Dataset listings of figures:

▶

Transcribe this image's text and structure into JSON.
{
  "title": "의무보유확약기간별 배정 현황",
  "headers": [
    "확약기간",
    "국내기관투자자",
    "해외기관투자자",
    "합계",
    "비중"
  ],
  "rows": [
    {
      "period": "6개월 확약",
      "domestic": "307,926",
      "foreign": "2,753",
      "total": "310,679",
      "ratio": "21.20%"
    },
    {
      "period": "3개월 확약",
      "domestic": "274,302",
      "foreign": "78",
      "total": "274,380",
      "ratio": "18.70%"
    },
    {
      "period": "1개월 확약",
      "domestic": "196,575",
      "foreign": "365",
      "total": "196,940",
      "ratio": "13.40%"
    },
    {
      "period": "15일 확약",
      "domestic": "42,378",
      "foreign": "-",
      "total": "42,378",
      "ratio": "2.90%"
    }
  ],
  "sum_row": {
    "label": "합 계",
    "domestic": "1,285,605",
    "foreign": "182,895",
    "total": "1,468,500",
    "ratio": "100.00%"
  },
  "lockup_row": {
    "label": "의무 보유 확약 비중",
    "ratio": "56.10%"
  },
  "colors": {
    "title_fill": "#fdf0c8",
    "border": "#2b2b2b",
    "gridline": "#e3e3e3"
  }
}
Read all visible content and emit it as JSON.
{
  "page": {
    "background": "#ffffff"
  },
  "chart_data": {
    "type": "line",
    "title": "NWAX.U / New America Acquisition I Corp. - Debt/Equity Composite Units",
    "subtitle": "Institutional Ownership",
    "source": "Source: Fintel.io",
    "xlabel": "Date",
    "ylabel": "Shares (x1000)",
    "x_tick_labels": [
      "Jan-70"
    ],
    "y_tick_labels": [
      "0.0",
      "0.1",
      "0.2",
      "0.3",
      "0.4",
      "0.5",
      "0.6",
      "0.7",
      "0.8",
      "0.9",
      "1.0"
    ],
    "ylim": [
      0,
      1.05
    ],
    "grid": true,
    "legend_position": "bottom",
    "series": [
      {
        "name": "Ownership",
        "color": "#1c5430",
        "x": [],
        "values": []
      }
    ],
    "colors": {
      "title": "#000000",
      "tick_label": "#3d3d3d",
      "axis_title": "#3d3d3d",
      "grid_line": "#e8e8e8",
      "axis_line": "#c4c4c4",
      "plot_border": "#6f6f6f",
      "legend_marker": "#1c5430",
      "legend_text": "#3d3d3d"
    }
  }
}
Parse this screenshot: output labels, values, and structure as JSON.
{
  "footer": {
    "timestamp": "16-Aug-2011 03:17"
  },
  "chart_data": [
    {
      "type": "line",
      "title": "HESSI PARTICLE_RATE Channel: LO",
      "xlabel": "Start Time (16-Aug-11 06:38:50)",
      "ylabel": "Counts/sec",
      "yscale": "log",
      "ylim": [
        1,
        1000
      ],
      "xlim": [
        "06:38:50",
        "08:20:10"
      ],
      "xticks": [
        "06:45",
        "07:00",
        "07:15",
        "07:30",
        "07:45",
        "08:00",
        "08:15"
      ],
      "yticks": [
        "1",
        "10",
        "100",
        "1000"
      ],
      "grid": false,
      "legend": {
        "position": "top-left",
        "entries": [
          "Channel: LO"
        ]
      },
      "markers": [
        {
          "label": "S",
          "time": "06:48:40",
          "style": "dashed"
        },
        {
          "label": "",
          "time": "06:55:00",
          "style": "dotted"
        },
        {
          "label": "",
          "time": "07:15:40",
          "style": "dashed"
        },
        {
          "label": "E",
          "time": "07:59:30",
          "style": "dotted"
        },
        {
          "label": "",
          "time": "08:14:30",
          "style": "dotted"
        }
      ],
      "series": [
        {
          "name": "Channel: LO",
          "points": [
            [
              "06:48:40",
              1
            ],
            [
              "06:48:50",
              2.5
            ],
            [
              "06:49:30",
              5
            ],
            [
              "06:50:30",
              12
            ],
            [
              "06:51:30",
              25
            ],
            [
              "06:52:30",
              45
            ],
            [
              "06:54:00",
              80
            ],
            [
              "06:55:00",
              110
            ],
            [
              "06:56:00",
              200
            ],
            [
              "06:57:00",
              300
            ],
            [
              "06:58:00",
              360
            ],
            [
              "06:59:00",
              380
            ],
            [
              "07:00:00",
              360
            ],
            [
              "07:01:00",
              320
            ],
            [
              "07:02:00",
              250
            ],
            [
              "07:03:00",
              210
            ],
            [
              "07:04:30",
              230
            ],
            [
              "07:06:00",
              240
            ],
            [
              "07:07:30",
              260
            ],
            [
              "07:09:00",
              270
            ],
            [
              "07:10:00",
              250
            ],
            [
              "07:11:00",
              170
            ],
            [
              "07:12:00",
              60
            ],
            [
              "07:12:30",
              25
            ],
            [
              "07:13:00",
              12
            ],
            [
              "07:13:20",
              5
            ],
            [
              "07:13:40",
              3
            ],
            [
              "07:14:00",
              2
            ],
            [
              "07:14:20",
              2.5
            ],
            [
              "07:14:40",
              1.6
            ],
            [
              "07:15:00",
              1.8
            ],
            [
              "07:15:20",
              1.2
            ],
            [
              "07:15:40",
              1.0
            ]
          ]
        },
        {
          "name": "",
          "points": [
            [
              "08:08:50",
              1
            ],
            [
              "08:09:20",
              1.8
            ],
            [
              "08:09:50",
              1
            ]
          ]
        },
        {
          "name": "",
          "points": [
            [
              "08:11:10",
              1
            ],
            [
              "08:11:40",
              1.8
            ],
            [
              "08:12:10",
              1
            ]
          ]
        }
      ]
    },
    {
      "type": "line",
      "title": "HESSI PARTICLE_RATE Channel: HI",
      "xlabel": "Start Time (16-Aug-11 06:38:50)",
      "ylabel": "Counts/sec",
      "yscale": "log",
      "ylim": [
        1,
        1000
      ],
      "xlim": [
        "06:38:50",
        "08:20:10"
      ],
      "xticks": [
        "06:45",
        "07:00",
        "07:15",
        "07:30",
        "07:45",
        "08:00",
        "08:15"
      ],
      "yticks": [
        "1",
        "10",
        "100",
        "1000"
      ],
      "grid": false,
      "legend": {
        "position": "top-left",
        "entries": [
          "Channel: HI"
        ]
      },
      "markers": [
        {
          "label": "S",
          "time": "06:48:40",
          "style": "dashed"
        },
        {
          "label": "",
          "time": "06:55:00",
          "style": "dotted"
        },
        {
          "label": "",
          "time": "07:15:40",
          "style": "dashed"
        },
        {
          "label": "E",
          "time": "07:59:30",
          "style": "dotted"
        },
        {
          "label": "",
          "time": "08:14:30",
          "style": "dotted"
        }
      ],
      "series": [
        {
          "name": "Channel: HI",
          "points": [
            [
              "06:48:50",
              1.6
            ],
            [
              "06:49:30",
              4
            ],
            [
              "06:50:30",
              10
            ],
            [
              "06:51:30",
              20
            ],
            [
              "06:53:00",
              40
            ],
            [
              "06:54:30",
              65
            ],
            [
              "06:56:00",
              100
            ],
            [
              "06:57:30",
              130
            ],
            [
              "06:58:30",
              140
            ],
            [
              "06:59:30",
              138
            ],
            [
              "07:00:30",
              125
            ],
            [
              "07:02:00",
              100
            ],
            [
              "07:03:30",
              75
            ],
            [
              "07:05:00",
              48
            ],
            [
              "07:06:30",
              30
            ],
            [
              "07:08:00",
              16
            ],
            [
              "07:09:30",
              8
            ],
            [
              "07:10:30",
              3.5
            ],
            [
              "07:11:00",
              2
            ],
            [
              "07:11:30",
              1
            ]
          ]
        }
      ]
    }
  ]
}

◀

Task prompt: Without omitting anything, output the entries exactly.

Response for this exercise:
Transcribe this image's text and structure into JSON.
{
  "title": "의무보유확약기간별 배정 현황",
  "headers": [
    "확약기간",
    "국내기관투자자",
    "해외기관투자자",
    "합계",
    "비중"
  ],
  "rows": [
    {
      "period": "6개월 확약",
      "domestic": "307,926",
      "foreign": "2,753",
      "total": "310,679",
      "ratio": "21.20%"
    },
    {
      "period": "3개월 확약",
      "domestic": "274,302",
      "foreign": "78",
      "total": "274,380",
      "ratio": "18.70%"
    },
    {
      "period": "1개월 확약",
      "domestic": "196,575",
      "foreign": "365",
      "total": "196,940",
      "ratio": "13.40%"
    },
    {
      "period": "15일 확약",
      "domestic": "42,378",
      "foreign": "-",
      "total": "42,378",
      "ratio": "2.90%"
    }
  ],
  "sum_row": {
    "label": "합 계",
    "domestic": "1,285,605",
    "foreign": "182,895",
    "total": "1,468,500",
    "ratio": "100.00%"
  },
  "lockup_row": {
    "label": "의무 보유 확약 비중",
    "ratio": "56.10%"
  },
  "colors": {
    "title_fill": "#fdf0c8",
    "border": "#2b2b2b",
    "gridline": "#e3e3e3"
  }
}
Read all visible content and emit it as JSON.
{
  "page": {
    "background": "#ffffff"
  },
  "chart_data": {
    "type": "line",
    "title": "NWAX.U / New America Acquisition I Corp. - Debt/Equity Composite Units",
    "subtitle": "Institutional Ownership",
    "source": "Source: Fintel.io",
    "xlabel": "Date",
    "ylabel": "Shares (x1000)",
    "x_tick_labels": [
      "Jan-70"
    ],
    "y_tick_labels": [
      "0.0",
      "0.1",
      "0.2",
      "0.3",
      "0.4",
      "0.5",
      "0.6",
      "0.7",
      "0.8",
      "0.9",
      "1.0"
    ],
    "ylim": [
      0,
      1.05
    ],
    "grid": true,
    "legend_position": "bottom",
    "series": [
      {
        "name": "Ownership",
        "color": "#1c5430",
        "x": [],
        "values": []
      }
    ],
    "colors": {
      "title": "#000000",
      "tick_label": "#3d3d3d",
      "axis_title": "#3d3d3d",
      "grid_line": "#e8e8e8",
      "axis_line": "#c4c4c4",
      "plot_border": "#6f6f6f",
      "legend_marker": "#1c5430",
      "legend_text": "#3d3d3d"
    }
  }
}
Parse this screenshot: output labels, values, and structure as JSON.
{
  "footer": {
    "timestamp": "16-Aug-2011 03:17"
  },
  "chart_data": [
    {
      "type": "line",
      "title": "HESSI PARTICLE_RATE Channel: LO",
      "xlabel": "Start Time (16-Aug-11 06:38:50)",
      "ylabel": "Counts/sec",
      "yscale": "log",
      "ylim": [
        1,
        1000
      ],
      "xlim": [
        "06:38:50",
        "08:20:10"
      ],
      "xticks": [
        "06:45",
        "07:00",
        "07:15",
        "07:30",
        "07:45",
        "08:00",
        "08:15"
      ],
      "yticks": [
        "1",
        "10",
        "100",
        "1000"
      ],
      "grid": false,
      "legend": {
        "position": "top-left",
        "entries": [
          "Channel: LO"
        ]
      },
      "markers": [
        {
          "label": "S",
          "time": "06:48:40",
          "style": "dashed"
        },
        {
          "label": "",
          "time": "06:55:00",
          "style": "dotted"
        },
        {
          "label": "",
          "time": "07:15:40",
          "style": "dashed"
        },
        {
          "label": "E",
          "time": "07:59:30",
          "style": "dotted"
        },
        {
          "label": "",
          "time": "08:14:30",
          "style": "dotted"
        }
      ],
      "series": [
        {
          "name": "Channel: LO",
          "points": [
            [
              "06:48:40",
              1
            ],
            [
              "06:48:50",
              2.5
            ],
            [
              "06:49:30",
              5
            ],
            [
              "06:50:30",
              12
            ],
            [
              "06:51:30",
              25
            ],
            [
              "06:52:30",
              45
            ],
            [
              "06:54:00",
              80
            ],
            [
              "06:55:00",
              110
            ],
            [
              "06:56:00",
              200
            ],
            [
              "06:57:00",
              300
            ],
            [
              "06:58:00",
              360
            ],
            [
              "06:59:00",
              380
            ],
            [
              "07:00:00",
              360
            ],
            [
              "07:01:00",
              320
            ],
            [
              "07:02:00",
              250
            ],
            [
              "07:03:00",
              210
            ],
            [
              "07:04:30",
              230
            ],
            [
              "07:06:00",
              240
            ],
            [
              "07:07:30",
              260
            ],
            [
              "07:09:00",
              270
            ],
            [
              "07:10:00",
              250
            ],
            [
              "07:11:00",
              170
            ],
            [
              "07:12:00",
              60
            ],
            [
              "07:12:30",
              25
            ],
            [
              "07:13:00",
              12
            ],
            [
              "07:13:20",
              5
            ],
            [
              "07:13:40",
              3
            ],
            [
              "07:14:00",
              2
            ],
            [
              "07:14:20",
              2.5
            ],
            [
              "07:14:40",
              1.6
            ],
            [
              "07:15:00",
              1.8
            ],
            [
              "07:15:20",
              1.2
            ],
            [
              "07:15:40",
              1.0
            ]
          ]
        },
        {
          "name": "",
          "points": [
            [
              "08:08:50",
              1
            ],
            [
              "08:09:20",
              1.8
            ],
            [
              "08:09:50",
              1
            ]
          ]
        },
        {
          "name": "",
          "points": [
            [
              "08:11:10",
              1
            ],
            [
              "08:11:40",
              1.8
            ],
            [
              "08:12:10",
              1
            ]
          ]
        }
      ]
    },
    {
      "type": "line",
      "title": "HESSI PARTICLE_RATE Channel: HI",
      "xlabel": "Start Time (16-Aug-11 06:38:50)",
      "ylabel": "Counts/sec",
      "yscale": "log",
      "ylim": [
        1,
        1000
      ],
      "xlim": [
        "06:38:50",
        "08:20:10"
      ],
      "xticks": [
        "06:45",
        "07:00",
        "07:15",
        "07:30",
        "07:45",
        "08:00",
        "08:15"
      ],
      "yticks": [
        "1",
        "10",
        "100",
        "1000"
      ],
      "grid": false,
      "legend": {
        "position": "top-left",
        "entries": [
          "Channel: HI"
        ]
      },
      "markers": [
        {
          "label": "S",
          "time": "06:48:40",
          "style": "dashed"
        },
        {
          "label": "",
          "time": "06:55:00",
          "style": "dotted"
        },
        {
          "label": "",
          "time": "07:15:40",
          "style": "dashed"
        },
        {
          "label": "E",
          "time": "07:59:30",
          "style": "dotted"
        },
        {
          "label": "",
          "time": "08:14:30",
          "style": "dotted"
        }
      ],
      "series": [
        {
          "name": "Channel: HI",
          "points": [
            [
              "06:48:50",
              1.6
            ],
            [
              "06:49:30",
              4
            ],
            [
              "06:50:30",
              10
            ],
            [
              "06:51:30",
              20
            ],
            [
              "06:53:00",
              40
            ],
            [
              "06:54:30",
              65
            ],
            [
              "06:56:00",
              100
            ],
            [
              "06:57:30",
              130
            ],
            [
              "06:58:30",
              140
            ],
            [
              "06:59:30",
              138
            ],
            [
              "07:00:30",
              125
            ],
            [
              "07:02:00",
              100
            ],
            [
              "07:03:30",
              75
            ],
            [
              "07:05:00",
              48
            ],
            [
              "07:06:30",
              30
            ],
            [
              "07:08:00",
              16
            ],
            [
              "07:09:30",
              8
            ],
            [
              "07:10:30",
              3.5
            ],
            [
              "07:11:00",
              2
            ],
            [
              "07:11:30",
              1
            ]
          ]
        }
      ]
    }
  ]
}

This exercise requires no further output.